Some records:
────────────────────────────────────────
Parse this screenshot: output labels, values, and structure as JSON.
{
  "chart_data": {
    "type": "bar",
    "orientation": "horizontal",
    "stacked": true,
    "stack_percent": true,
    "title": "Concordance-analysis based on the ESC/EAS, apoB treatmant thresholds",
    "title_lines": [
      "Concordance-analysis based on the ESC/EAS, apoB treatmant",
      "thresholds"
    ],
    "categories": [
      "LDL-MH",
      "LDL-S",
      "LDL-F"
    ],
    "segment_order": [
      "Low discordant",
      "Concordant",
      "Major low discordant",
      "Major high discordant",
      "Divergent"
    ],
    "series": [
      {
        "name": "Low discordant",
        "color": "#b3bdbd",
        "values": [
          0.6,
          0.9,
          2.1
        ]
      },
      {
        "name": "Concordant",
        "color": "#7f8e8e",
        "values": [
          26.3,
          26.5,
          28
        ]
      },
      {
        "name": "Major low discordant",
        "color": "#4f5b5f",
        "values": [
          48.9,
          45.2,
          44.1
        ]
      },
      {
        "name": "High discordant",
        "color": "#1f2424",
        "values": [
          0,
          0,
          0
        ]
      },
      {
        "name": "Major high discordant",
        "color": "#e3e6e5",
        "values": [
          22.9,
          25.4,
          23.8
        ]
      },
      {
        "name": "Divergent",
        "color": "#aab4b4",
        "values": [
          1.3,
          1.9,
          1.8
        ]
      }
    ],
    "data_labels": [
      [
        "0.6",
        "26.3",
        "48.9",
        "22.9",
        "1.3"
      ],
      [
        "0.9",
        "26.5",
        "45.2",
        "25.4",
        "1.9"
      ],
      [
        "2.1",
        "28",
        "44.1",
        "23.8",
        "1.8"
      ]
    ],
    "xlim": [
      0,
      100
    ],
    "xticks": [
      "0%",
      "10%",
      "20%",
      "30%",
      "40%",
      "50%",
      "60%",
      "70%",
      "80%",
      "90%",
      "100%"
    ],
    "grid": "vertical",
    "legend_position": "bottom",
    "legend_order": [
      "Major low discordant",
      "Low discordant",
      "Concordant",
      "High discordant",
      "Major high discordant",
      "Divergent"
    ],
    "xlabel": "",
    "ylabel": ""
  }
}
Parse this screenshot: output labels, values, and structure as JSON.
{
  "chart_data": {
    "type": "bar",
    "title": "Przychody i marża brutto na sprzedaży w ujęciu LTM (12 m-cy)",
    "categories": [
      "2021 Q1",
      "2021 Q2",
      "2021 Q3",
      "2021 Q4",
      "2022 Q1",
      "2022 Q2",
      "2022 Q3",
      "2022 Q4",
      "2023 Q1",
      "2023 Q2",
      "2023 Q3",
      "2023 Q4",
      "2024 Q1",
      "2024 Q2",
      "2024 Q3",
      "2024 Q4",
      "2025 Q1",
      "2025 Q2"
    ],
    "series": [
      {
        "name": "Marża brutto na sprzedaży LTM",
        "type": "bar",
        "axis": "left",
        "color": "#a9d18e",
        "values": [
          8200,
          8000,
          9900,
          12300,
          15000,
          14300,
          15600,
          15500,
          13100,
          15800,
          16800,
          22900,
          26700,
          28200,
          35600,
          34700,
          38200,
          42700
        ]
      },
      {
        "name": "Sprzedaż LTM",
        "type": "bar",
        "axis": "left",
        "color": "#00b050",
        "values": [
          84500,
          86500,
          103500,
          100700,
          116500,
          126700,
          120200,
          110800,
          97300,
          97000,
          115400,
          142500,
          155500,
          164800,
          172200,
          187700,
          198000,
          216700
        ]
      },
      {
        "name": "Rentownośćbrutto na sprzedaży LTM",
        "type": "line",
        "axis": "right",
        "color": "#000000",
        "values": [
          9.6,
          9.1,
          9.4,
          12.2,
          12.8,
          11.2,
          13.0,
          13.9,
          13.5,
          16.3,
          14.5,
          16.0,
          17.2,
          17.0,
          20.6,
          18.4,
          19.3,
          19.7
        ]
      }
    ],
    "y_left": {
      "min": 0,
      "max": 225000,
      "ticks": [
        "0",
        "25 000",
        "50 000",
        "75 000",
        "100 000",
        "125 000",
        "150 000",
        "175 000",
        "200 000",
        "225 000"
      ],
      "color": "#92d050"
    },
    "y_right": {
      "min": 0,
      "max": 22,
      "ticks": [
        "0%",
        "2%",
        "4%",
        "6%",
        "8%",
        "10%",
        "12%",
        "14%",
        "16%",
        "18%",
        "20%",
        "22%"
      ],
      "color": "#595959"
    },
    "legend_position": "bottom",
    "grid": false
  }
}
────────────────────────────────────────
# [WORK TO DO]
Repeat every record, keeping each word and mark exactly as it is.

# [ANSWER FOR THE TASK]
Parse this screenshot: output labels, values, and structure as JSON.
{
  "chart_data": {
    "type": "bar",
    "orientation": "horizontal",
    "stacked": true,
    "stack_percent": true,
    "title": "Concordance-analysis based on the ESC/EAS, apoB treatmant thresholds",
    "title_lines": [
      "Concordance-analysis based on the ESC/EAS, apoB treatmant",
      "thresholds"
    ],
    "categories": [
      "LDL-MH",
      "LDL-S",
      "LDL-F"
    ],
    "segment_order": [
      "Low discordant",
      "Concordant",
      "Major low discordant",
      "Major high discordant",
      "Divergent"
    ],
    "series": [
      {
        "name": "Low discordant",
        "color": "#b3bdbd",
        "values": [
          0.6,
          0.9,
          2.1
        ]
      },
      {
        "name": "Concordant",
        "color": "#7f8e8e",
        "values": [
          26.3,
          26.5,
          28
        ]
      },
      {
        "name": "Major low discordant",
        "color": "#4f5b5f",
        "values": [
          48.9,
          45.2,
          44.1
        ]
      },
      {
        "name": "High discordant",
        "color": "#1f2424",
        "values": [
          0,
          0,
          0
        ]
      },
      {
        "name": "Major high discordant",
        "color": "#e3e6e5",
        "values": [
          22.9,
          25.4,
          23.8
        ]
      },
      {
        "name": "Divergent",
        "color": "#aab4b4",
        "values": [
          1.3,
          1.9,
          1.8
        ]
      }
    ],
    "data_labels": [
      [
        "0.6",
        "26.3",
        "48.9",
        "22.9",
        "1.3"
      ],
      [
        "0.9",
        "26.5",
        "45.2",
        "25.4",
        "1.9"
      ],
      [
        "2.1",
        "28",
        "44.1",
        "23.8",
        "1.8"
      ]
    ],
    "xlim": [
      0,
      100
    ],
    "xticks": [
      "0%",
      "10%",
      "20%",
      "30%",
      "40%",
      "50%",
      "60%",
      "70%",
      "80%",
      "90%",
      "100%"
    ],
    "grid": "vertical",
    "legend_position": "bottom",
    "legend_order": [
      "Major low discordant",
      "Low discordant",
      "Concordant",
      "High discordant",
      "Major high discordant",
      "Divergent"
    ],
    "xlabel": "",
    "ylabel": ""
  }
}
Parse this screenshot: output labels, values, and structure as JSON.
{
  "chart_data": {
    "type": "bar",
    "title": "Przychody i marża brutto na sprzedaży w ujęciu LTM (12 m-cy)",
    "categories": [
      "2021 Q1",
      "2021 Q2",
      "2021 Q3",
      "2021 Q4",
      "2022 Q1",
      "2022 Q2",
      "2022 Q3",
      "2022 Q4",
      "2023 Q1",
      "2023 Q2",
      "2023 Q3",
      "2023 Q4",
      "2024 Q1",
      "2024 Q2",
      "2024 Q3",
      "2024 Q4",
      "2025 Q1",
      "2025 Q2"
    ],
    "series": [
      {
        "name": "Marża brutto na sprzedaży LTM",
        "type": "bar",
        "axis": "left",
        "color": "#a9d18e",
        "values": [
          8200,
          8000,
          9900,
          12300,
          15000,
          14300,
          15600,
          15500,
          13100,
          15800,
          16800,
          22900,
          26700,
          28200,
          35600,
          34700,
          38200,
          42700
        ]
      },
      {
        "name": "Sprzedaż LTM",
        "type": "bar",
        "axis": "left",
        "color": "#00b050",
        "values": [
          84500,
          86500,
          103500,
          100700,
          116500,
          126700,
          120200,
          110800,
          97300,
          97000,
          115400,
          142500,
          155500,
          164800,
          172200,
          187700,
          198000,
          216700
        ]
      },
      {
        "name": "Rentownośćbrutto na sprzedaży LTM",
        "type": "line",
        "axis": "right",
        "color": "#000000",
        "values": [
          9.6,
          9.1,
          9.4,
          12.2,
          12.8,
          11.2,
          13.0,
          13.9,
          13.5,
          16.3,
          14.5,
          16.0,
          17.2,
          17.0,
          20.6,
          18.4,
          19.3,
          19.7
        ]
      }
    ],
    "y_left": {
      "min": 0,
      "max": 225000,
      "ticks": [
        "0",
        "25 000",
        "50 000",
        "75 000",
        "100 000",
        "125 000",
        "150 000",
        "175 000",
        "200 000",
        "225 000"
      ],
      "color": "#92d050"
    },
    "y_right": {
      "min": 0,
      "max": 22,
      "ticks": [
        "0%",
        "2%",
        "4%",
        "6%",
        "8%",
        "10%",
        "12%",
        "14%",
        "16%",
        "18%",
        "20%",
        "22%"
      ],
      "color": "#595959"
    },
    "legend_position": "bottom",
    "grid": false
  }
}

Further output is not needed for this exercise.